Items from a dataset
-- Begin --

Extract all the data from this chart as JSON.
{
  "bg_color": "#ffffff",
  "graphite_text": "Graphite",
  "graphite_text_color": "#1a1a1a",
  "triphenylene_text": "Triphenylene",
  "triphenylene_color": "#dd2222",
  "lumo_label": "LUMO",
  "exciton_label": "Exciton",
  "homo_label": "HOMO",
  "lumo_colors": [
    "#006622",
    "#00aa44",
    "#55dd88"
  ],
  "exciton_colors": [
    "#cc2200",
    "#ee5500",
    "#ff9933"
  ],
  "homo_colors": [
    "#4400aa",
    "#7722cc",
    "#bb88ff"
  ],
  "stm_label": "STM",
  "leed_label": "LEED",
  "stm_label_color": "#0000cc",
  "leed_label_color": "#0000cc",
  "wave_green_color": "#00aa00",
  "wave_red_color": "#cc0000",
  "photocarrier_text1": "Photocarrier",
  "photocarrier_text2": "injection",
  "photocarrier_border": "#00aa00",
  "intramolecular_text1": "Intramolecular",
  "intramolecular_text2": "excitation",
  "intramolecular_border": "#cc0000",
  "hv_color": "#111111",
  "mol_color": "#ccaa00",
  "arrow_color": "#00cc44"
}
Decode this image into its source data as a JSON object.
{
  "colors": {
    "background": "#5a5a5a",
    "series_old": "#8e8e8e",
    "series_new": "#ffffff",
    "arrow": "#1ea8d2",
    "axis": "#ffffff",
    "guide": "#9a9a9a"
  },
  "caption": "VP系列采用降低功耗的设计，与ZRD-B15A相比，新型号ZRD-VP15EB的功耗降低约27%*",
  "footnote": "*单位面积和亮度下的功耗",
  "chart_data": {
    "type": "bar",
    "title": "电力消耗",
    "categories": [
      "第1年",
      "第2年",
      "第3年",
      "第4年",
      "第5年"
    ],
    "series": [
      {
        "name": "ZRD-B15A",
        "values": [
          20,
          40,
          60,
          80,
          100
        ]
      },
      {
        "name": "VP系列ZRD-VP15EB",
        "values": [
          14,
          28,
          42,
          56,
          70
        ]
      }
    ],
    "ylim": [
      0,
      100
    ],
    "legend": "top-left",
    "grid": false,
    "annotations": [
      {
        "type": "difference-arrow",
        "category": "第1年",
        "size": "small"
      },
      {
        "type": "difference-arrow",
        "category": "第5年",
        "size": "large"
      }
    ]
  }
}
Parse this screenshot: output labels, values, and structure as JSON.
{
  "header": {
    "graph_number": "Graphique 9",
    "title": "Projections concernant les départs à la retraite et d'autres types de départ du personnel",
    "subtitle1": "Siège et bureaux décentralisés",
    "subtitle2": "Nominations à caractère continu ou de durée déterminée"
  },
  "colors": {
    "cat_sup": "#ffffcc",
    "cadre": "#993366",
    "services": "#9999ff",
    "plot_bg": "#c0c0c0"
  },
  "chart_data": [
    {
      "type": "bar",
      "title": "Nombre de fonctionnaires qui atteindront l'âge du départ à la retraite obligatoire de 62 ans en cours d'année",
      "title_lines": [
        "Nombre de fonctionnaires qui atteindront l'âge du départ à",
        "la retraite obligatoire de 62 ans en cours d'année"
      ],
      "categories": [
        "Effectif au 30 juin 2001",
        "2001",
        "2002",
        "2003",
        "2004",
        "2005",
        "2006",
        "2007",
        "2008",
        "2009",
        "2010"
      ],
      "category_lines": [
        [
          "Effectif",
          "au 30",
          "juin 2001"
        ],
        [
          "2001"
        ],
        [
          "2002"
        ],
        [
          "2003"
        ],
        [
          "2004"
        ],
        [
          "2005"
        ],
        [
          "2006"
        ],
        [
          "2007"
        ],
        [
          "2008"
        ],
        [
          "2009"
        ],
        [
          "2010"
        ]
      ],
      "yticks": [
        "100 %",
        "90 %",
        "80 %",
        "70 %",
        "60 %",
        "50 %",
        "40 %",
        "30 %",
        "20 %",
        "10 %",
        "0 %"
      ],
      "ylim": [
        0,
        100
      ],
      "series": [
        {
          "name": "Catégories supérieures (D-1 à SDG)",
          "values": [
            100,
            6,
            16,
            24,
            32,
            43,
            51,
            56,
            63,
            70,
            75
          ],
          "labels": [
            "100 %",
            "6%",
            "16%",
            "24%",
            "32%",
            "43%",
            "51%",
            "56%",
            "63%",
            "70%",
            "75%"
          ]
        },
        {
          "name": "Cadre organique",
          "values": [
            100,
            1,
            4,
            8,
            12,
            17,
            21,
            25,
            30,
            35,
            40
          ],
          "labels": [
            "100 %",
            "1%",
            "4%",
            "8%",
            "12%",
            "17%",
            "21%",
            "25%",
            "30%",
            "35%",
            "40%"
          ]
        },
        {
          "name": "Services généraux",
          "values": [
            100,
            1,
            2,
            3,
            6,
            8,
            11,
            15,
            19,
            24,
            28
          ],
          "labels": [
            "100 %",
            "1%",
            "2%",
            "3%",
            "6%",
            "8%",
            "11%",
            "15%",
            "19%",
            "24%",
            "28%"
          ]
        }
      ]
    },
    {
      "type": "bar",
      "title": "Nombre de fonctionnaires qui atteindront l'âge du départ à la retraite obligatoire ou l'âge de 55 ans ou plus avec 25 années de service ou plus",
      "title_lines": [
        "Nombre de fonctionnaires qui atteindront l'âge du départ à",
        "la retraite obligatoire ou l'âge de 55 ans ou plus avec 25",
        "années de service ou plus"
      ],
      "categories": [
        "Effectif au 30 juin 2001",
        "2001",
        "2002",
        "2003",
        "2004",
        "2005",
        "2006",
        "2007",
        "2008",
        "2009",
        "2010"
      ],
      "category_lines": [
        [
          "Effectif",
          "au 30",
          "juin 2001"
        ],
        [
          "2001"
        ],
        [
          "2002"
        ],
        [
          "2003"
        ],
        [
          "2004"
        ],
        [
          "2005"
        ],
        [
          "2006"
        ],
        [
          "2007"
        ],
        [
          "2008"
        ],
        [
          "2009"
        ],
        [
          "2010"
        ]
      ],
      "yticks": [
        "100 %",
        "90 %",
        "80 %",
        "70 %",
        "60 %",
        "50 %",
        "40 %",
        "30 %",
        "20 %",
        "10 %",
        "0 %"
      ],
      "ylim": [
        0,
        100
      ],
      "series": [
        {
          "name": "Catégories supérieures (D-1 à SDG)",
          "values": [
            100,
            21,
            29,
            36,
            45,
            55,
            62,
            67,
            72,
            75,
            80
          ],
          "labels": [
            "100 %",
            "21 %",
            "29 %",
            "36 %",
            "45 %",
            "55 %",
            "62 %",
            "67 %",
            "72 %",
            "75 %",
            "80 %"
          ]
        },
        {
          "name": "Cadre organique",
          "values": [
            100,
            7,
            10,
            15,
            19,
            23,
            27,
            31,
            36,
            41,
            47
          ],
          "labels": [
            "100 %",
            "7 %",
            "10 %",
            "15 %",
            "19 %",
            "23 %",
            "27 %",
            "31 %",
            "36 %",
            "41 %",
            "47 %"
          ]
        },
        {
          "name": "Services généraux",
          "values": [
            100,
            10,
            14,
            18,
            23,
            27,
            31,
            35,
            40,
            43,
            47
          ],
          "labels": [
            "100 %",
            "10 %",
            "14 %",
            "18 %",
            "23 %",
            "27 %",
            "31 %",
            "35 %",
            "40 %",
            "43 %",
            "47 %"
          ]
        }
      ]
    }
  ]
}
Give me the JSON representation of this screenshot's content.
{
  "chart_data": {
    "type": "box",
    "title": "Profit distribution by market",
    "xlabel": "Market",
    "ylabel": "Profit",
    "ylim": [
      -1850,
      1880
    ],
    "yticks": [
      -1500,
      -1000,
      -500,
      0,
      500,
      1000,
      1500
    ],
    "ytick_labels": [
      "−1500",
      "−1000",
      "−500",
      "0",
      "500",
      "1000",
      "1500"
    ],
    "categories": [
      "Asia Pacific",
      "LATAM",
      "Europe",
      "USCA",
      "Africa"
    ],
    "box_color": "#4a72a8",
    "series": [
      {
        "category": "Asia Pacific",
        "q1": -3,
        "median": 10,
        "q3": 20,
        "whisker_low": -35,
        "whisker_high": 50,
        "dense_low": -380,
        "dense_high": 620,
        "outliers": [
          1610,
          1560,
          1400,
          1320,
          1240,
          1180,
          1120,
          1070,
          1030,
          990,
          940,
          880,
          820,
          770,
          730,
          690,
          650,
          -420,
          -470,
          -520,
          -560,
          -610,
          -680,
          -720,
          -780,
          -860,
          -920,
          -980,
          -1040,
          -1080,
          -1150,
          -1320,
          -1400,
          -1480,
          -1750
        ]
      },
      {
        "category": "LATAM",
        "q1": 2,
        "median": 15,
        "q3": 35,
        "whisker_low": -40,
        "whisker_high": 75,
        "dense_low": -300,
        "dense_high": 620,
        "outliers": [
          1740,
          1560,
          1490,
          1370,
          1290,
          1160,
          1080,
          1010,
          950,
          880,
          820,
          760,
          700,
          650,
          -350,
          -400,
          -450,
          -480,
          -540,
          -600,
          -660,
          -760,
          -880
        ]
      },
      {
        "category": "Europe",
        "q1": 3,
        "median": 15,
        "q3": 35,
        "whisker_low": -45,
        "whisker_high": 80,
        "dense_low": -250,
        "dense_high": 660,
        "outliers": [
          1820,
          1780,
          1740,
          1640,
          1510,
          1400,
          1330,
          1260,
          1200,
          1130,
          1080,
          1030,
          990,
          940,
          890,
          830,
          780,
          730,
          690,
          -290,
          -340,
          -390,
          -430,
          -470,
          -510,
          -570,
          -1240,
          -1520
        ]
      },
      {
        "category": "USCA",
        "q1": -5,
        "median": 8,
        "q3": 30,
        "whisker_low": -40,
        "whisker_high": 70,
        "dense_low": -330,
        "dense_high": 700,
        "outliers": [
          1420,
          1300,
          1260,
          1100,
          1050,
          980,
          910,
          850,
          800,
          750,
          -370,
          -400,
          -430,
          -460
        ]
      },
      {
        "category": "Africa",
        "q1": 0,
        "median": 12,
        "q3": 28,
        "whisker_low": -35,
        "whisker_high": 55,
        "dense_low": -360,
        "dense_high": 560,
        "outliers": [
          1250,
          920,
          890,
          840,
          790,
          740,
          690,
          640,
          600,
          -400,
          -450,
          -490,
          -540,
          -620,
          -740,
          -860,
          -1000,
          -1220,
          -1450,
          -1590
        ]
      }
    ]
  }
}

-- End --

Pick out each line above that includes "cours" and show it.

      "title": "Nombre de fonctionnaires qui atteindront l'âge du départ à la retraite obligatoire de 62 ans en cours d'année",
        "la retraite obligatoire de 62 ans en cours d'année"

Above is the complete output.